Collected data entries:
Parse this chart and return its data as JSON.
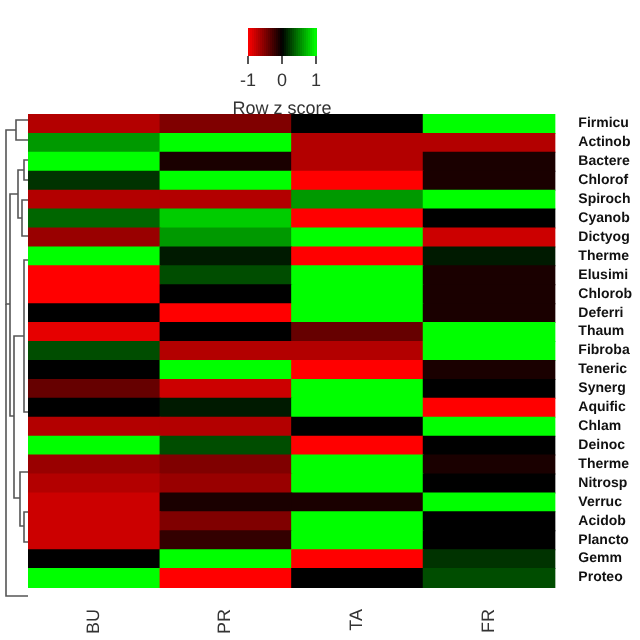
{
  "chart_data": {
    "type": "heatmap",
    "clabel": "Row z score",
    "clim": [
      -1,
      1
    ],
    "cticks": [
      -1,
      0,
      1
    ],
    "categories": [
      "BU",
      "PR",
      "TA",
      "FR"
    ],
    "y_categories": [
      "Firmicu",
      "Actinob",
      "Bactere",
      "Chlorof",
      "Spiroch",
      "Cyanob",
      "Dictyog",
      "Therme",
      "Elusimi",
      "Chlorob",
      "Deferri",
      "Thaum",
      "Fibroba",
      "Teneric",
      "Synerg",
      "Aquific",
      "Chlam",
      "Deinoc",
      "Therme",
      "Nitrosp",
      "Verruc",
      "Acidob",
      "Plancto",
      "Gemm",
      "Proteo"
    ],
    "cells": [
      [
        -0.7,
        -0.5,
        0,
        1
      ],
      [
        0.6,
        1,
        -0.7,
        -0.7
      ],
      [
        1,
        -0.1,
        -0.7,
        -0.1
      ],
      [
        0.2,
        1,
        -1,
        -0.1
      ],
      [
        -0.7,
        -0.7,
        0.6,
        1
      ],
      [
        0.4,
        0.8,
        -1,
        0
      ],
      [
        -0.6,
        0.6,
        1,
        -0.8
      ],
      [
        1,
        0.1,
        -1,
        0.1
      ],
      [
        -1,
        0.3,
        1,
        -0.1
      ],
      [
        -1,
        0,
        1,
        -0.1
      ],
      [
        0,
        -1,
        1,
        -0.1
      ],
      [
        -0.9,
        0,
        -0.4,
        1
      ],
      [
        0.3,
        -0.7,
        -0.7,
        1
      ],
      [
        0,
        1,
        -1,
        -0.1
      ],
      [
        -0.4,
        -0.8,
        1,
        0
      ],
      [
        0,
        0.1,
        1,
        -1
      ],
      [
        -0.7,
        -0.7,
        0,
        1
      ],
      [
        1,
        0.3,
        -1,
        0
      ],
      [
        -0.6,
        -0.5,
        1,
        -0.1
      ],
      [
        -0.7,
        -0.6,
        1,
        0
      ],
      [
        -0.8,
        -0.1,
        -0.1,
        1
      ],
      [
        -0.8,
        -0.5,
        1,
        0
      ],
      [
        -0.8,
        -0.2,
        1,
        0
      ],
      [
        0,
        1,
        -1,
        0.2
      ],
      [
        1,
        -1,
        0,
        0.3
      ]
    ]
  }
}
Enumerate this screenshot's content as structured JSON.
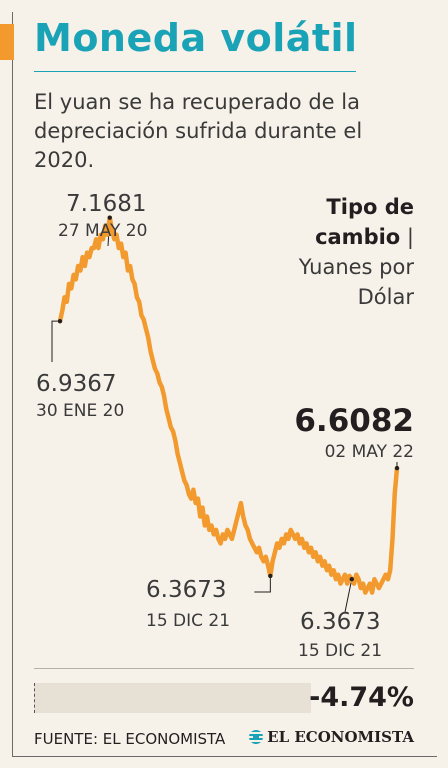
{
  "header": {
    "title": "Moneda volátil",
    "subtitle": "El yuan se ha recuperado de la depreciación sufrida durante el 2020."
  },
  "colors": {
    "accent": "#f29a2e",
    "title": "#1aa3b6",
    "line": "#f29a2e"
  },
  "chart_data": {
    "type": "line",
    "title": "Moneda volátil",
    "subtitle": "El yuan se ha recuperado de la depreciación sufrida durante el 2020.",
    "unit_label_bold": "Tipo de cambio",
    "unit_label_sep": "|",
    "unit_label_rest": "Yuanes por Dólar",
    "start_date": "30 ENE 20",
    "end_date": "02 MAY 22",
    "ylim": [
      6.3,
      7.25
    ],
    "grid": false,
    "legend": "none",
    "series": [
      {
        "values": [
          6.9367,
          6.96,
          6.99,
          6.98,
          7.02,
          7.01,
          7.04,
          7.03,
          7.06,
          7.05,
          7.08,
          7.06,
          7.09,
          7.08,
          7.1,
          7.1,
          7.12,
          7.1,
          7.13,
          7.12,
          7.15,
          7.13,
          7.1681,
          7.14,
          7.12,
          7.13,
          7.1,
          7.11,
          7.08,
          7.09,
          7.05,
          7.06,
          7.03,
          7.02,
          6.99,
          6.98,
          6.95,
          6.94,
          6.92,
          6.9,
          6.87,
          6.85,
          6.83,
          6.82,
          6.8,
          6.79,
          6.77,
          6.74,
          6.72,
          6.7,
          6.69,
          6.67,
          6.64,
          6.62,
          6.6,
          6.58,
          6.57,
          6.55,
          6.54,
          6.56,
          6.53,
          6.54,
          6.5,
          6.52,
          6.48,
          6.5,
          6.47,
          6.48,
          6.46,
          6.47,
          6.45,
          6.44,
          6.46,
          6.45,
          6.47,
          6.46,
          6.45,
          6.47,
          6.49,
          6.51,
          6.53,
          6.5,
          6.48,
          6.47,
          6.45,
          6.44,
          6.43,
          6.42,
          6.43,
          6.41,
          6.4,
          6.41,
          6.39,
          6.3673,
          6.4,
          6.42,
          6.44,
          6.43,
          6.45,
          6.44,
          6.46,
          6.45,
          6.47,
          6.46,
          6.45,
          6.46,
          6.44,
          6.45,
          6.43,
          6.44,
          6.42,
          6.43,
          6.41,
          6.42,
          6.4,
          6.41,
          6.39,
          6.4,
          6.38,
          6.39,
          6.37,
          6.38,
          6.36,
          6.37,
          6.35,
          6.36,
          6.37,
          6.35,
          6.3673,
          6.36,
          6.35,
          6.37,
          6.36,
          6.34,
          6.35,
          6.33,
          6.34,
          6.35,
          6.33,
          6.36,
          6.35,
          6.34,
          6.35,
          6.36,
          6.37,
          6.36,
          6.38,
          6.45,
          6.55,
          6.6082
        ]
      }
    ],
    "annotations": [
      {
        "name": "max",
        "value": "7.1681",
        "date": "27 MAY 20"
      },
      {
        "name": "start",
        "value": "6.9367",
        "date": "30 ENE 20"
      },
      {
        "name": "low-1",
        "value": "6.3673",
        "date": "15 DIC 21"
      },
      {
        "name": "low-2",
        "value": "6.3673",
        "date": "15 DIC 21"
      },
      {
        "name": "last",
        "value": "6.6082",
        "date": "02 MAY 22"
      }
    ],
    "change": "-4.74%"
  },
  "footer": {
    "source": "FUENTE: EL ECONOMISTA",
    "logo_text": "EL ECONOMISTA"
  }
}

What is expected
The records above are to be restated exactly, without their pictures.

Final answer
Parse this chart and return its data as JSON.
{
  "chart_data": {
    "type": "heatmap",
    "clabel": "Row z score",
    "clim": [
      -1,
      1
    ],
    "cticks": [
      -1,
      0,
      1
    ],
    "categories": [
      "BU",
      "PR",
      "TA",
      "FR"
    ],
    "y_categories": [
      "Firmicu",
      "Actinob",
      "Bactere",
      "Chlorof",
      "Spiroch",
      "Cyanob",
      "Dictyog",
      "Therme",
      "Elusimi",
      "Chlorob",
      "Deferri",
      "Thaum",
      "Fibroba",
      "Teneric",
      "Synerg",
      "Aquific",
      "Chlam",
      "Deinoc",
      "Therme",
      "Nitrosp",
      "Verruc",
      "Acidob",
      "Plancto",
      "Gemm",
      "Proteo"
    ],
    "cells": [
      [
        -0.7,
        -0.5,
        0,
        1
      ],
      [
        0.6,
        1,
        -0.7,
        -0.7
      ],
      [
        1,
        -0.1,
        -0.7,
        -0.1
      ],
      [
        0.2,
        1,
        -1,
        -0.1
      ],
      [
        -0.7,
        -0.7,
        0.6,
        1
      ],
      [
        0.4,
        0.8,
        -1,
        0
      ],
      [
        -0.6,
        0.6,
        1,
        -0.8
      ],
      [
        1,
        0.1,
        -1,
        0.1
      ],
      [
        -1,
        0.3,
        1,
        -0.1
      ],
      [
        -1,
        0,
        1,
        -0.1
      ],
      [
        0,
        -1,
        1,
        -0.1
      ],
      [
        -0.9,
        0,
        -0.4,
        1
      ],
      [
        0.3,
        -0.7,
        -0.7,
        1
      ],
      [
        0,
        1,
        -1,
        -0.1
      ],
      [
        -0.4,
        -0.8,
        1,
        0
      ],
      [
        0,
        0.1,
        1,
        -1
      ],
      [
        -0.7,
        -0.7,
        0,
        1
      ],
      [
        1,
        0.3,
        -1,
        0
      ],
      [
        -0.6,
        -0.5,
        1,
        -0.1
      ],
      [
        -0.7,
        -0.6,
        1,
        0
      ],
      [
        -0.8,
        -0.1,
        -0.1,
        1
      ],
      [
        -0.8,
        -0.5,
        1,
        0
      ],
      [
        -0.8,
        -0.2,
        1,
        0
      ],
      [
        0,
        1,
        -1,
        0.2
      ],
      [
        1,
        -1,
        0,
        0.3
      ]
    ]
  }
}
Enumerate this screenshot's content as structured JSON.
{
  "header": {
    "title": "Moneda volátil",
    "subtitle": "El yuan se ha recuperado de la depreciación sufrida durante el 2020."
  },
  "colors": {
    "accent": "#f29a2e",
    "title": "#1aa3b6",
    "line": "#f29a2e"
  },
  "chart_data": {
    "type": "line",
    "title": "Moneda volátil",
    "subtitle": "El yuan se ha recuperado de la depreciación sufrida durante el 2020.",
    "unit_label_bold": "Tipo de cambio",
    "unit_label_sep": "|",
    "unit_label_rest": "Yuanes por Dólar",
    "start_date": "30 ENE 20",
    "end_date": "02 MAY 22",
    "ylim": [
      6.3,
      7.25
    ],
    "grid": false,
    "legend": "none",
    "series": [
      {
        "values": [
          6.9367,
          6.96,
          6.99,
          6.98,
          7.02,
          7.01,
          7.04,
          7.03,
          7.06,
          7.05,
          7.08,
          7.06,
          7.09,
          7.08,
          7.1,
          7.1,
          7.12,
          7.1,
          7.13,
          7.12,
          7.15,
          7.13,
          7.1681,
          7.14,
          7.12,
          7.13,
          7.1,
          7.11,
          7.08,
          7.09,
          7.05,
          7.06,
          7.03,
          7.02,
          6.99,
          6.98,
          6.95,
          6.94,
          6.92,
          6.9,
          6.87,
          6.85,
          6.83,
          6.82,
          6.8,
          6.79,
          6.77,
          6.74,
          6.72,
          6.7,
          6.69,
          6.67,
          6.64,
          6.62,
          6.6,
          6.58,
          6.57,
          6.55,
          6.54,
          6.56,
          6.53,
          6.54,
          6.5,
          6.52,
          6.48,
          6.5,
          6.47,
          6.48,
          6.46,
          6.47,
          6.45,
          6.44,
          6.46,
          6.45,
          6.47,
          6.46,
          6.45,
          6.47,
          6.49,
          6.51,
          6.53,
          6.5,
          6.48,
          6.47,
          6.45,
          6.44,
          6.43,
          6.42,
          6.43,
          6.41,
          6.4,
          6.41,
          6.39,
          6.3673,
          6.4,
          6.42,
          6.44,
          6.43,
          6.45,
          6.44,
          6.46,
          6.45,
          6.47,
          6.46,
          6.45,
          6.46,
          6.44,
          6.45,
          6.43,
          6.44,
          6.42,
          6.43,
          6.41,
          6.42,
          6.4,
          6.41,
          6.39,
          6.4,
          6.38,
          6.39,
          6.37,
          6.38,
          6.36,
          6.37,
          6.35,
          6.36,
          6.37,
          6.35,
          6.3673,
          6.36,
          6.35,
          6.37,
          6.36,
          6.34,
          6.35,
          6.33,
          6.34,
          6.35,
          6.33,
          6.36,
          6.35,
          6.34,
          6.35,
          6.36,
          6.37,
          6.36,
          6.38,
          6.45,
          6.55,
          6.6082
        ]
      }
    ],
    "annotations": [
      {
        "name": "max",
        "value": "7.1681",
        "date": "27 MAY 20"
      },
      {
        "name": "start",
        "value": "6.9367",
        "date": "30 ENE 20"
      },
      {
        "name": "low-1",
        "value": "6.3673",
        "date": "15 DIC 21"
      },
      {
        "name": "low-2",
        "value": "6.3673",
        "date": "15 DIC 21"
      },
      {
        "name": "last",
        "value": "6.6082",
        "date": "02 MAY 22"
      }
    ],
    "change": "-4.74%"
  },
  "footer": {
    "source": "FUENTE: EL ECONOMISTA",
    "logo_text": "EL ECONOMISTA"
  }
}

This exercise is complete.